_DATA_:
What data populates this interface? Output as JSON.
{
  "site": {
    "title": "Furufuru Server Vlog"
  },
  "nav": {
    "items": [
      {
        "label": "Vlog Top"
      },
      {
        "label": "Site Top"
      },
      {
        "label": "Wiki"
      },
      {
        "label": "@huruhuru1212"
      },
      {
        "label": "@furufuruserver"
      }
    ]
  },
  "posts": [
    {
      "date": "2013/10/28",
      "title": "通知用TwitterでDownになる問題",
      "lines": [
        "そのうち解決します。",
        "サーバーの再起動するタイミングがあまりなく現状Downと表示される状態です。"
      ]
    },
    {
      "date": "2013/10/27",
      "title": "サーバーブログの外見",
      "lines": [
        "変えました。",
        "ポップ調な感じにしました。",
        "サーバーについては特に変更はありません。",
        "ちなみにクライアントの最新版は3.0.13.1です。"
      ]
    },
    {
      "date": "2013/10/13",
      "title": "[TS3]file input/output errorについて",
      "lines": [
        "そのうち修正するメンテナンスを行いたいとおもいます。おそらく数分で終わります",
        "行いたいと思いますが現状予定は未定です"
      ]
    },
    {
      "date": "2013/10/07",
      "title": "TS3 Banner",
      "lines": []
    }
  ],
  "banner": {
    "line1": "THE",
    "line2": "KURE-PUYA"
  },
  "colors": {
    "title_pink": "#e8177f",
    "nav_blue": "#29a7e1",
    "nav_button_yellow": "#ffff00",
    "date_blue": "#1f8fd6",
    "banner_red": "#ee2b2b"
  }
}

_EXERCISE INSTRUCTIONS_: Write out the listing once more, matching it exactly.

_EXERCISE RESULT_:
What data populates this interface? Output as JSON.
{
  "site": {
    "title": "Furufuru Server Vlog"
  },
  "nav": {
    "items": [
      {
        "label": "Vlog Top"
      },
      {
        "label": "Site Top"
      },
      {
        "label": "Wiki"
      },
      {
        "label": "@huruhuru1212"
      },
      {
        "label": "@furufuruserver"
      }
    ]
  },
  "posts": [
    {
      "date": "2013/10/28",
      "title": "通知用TwitterでDownになる問題",
      "lines": [
        "そのうち解決します。",
        "サーバーの再起動するタイミングがあまりなく現状Downと表示される状態です。"
      ]
    },
    {
      "date": "2013/10/27",
      "title": "サーバーブログの外見",
      "lines": [
        "変えました。",
        "ポップ調な感じにしました。",
        "サーバーについては特に変更はありません。",
        "ちなみにクライアントの最新版は3.0.13.1です。"
      ]
    },
    {
      "date": "2013/10/13",
      "title": "[TS3]file input/output errorについて",
      "lines": [
        "そのうち修正するメンテナンスを行いたいとおもいます。おそらく数分で終わります",
        "行いたいと思いますが現状予定は未定です"
      ]
    },
    {
      "date": "2013/10/07",
      "title": "TS3 Banner",
      "lines": []
    }
  ],
  "banner": {
    "line1": "THE",
    "line2": "KURE-PUYA"
  },
  "colors": {
    "title_pink": "#e8177f",
    "nav_blue": "#29a7e1",
    "nav_button_yellow": "#ffff00",
    "date_blue": "#1f8fd6",
    "banner_red": "#ee2b2b"
  }
}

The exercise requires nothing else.